Как поется в одной старой английской песенке,
With rings on her fingers and bells on her toes
She will have music wherever she goes.(С кольцами на пальцах и колокольчиками на мысках,
У нее будет музыка, куда бы она ни пошла)
Можно также вспомнить и гимн Сапфо к Афродите, где нет совершенно ничего эротического, а скорее воробышки, хлопанье крыльев и укол страдания, боли. То есть некое особое воздействие красоты на нас. В поэзии Седаковой всегда что-то есть от сказки. Какой-то серебряный колокольчик, который не смолкает. Это – от муз, от танца, от того "языческого" элемента, когда мир привычный волшебным образом превращается и появляется то "второе", "иное" значение каждого слова, которое возникает от протянутости его "руки" к какому-то еще слову. Так в стихотворении "Дикий шиповник" шиповник становится садовником, и сердцем, и рубахой, а суровость – участием, но ведь и правда они связаны, причем прямо, почти не метафорически, а в обиходе, в повседневности сада, только надо показать эту связь, этот их танец. И вот вся смысловая алхимия, которая совершается от страдания к любви в этом небольшом, но великом стихотворении, – это есть магия дружбы, как на булавке приколотая к одному раненому, тяжелому месту – к месту "любви", где грех и стыд ведут свой глубокий и тяжелый спор, недоступный для муз, где единственным звуком является вздох "о!" из-за очередной боли.
--------------------------------------------------
Задания:
**A)** Ответьте на вопросы по тексту о поэзии Седаковой:
(i) Что, согласно строкам английской песенки, будет у нее, куда бы она ни пошла?
(ii) Чей гимн к Афродите упоминается в тексте?
(iii) Кем становится шиповник в стихотворении «Дикий шиповник»?
**B)** Продублируйте без изменений фрагмент текста о поэзии Седаковой: всё, начиная со слов «Как поется в» и вплоть до слов «она ни пошла)».
--------------------------------------------------
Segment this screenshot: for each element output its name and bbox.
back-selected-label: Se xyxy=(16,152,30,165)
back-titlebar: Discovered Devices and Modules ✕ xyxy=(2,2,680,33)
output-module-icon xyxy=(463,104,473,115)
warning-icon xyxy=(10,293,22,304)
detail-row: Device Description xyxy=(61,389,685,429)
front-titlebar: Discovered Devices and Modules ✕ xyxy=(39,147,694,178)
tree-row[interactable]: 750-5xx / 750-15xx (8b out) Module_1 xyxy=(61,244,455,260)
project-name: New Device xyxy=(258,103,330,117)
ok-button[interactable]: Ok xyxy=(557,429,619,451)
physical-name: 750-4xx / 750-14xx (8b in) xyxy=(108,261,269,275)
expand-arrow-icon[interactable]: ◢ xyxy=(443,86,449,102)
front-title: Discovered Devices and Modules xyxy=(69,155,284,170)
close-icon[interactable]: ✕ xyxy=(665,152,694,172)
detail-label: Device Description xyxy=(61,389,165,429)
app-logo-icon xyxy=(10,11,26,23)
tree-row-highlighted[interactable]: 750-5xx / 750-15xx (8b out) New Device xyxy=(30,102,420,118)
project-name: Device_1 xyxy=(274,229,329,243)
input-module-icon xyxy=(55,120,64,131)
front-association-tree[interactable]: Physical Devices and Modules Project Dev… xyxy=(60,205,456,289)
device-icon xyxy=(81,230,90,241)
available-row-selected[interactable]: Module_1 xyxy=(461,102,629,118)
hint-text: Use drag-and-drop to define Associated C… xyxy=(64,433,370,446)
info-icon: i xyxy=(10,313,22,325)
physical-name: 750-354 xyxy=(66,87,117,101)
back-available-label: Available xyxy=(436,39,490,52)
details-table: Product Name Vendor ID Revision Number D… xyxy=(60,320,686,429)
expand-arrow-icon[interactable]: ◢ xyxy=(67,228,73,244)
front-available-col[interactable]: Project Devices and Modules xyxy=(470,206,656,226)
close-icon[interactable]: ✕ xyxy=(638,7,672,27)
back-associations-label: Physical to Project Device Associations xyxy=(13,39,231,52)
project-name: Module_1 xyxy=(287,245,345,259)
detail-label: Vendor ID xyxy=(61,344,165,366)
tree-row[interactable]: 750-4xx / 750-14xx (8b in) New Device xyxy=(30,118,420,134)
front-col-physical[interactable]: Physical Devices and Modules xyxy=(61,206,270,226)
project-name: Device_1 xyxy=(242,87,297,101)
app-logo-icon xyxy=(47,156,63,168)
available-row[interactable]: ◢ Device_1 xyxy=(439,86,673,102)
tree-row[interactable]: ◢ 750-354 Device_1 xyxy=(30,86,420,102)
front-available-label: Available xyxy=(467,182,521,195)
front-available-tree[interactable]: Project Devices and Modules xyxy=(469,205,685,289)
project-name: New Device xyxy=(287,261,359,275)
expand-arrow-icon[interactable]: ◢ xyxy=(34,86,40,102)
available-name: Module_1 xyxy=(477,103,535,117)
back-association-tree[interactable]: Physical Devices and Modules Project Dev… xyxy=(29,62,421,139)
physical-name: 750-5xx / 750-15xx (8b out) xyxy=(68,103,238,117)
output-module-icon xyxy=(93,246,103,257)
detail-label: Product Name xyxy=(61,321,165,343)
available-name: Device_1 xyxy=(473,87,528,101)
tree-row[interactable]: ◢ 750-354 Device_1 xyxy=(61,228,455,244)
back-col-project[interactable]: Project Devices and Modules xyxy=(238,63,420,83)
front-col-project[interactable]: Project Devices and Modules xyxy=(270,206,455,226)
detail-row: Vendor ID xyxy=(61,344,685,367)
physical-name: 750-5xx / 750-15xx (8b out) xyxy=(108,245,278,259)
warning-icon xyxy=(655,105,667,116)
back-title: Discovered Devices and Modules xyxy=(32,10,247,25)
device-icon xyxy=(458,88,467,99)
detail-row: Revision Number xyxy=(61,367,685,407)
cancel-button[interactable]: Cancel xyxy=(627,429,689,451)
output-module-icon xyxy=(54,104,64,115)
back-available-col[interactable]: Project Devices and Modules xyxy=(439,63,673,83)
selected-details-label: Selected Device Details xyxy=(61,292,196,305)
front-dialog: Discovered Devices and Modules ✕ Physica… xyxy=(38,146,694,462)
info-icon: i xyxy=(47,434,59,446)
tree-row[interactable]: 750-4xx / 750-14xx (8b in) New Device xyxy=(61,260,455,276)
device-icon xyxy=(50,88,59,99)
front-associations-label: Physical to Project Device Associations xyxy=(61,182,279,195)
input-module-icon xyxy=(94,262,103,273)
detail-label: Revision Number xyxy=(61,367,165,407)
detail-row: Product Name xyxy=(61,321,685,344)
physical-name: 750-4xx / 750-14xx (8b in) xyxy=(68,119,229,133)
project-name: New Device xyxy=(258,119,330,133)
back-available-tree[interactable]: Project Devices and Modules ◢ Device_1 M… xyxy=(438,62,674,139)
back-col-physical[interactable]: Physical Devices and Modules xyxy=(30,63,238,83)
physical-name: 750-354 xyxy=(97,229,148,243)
--------------------------------------------------
Ответы к заданиям:
**A)**
(i) Музыка.
(ii) Гимн Сапфо.
(iii) Садовником, сердцем и рубахой.

**B)**
Как поется в одной старой английской песенке,
With rings on her fingers and bells on her toes
She will have music wherever she goes.(С кольцами на пальцах и колокольчиками на мысках,
У нее будет музыка, куда бы она ни пошла)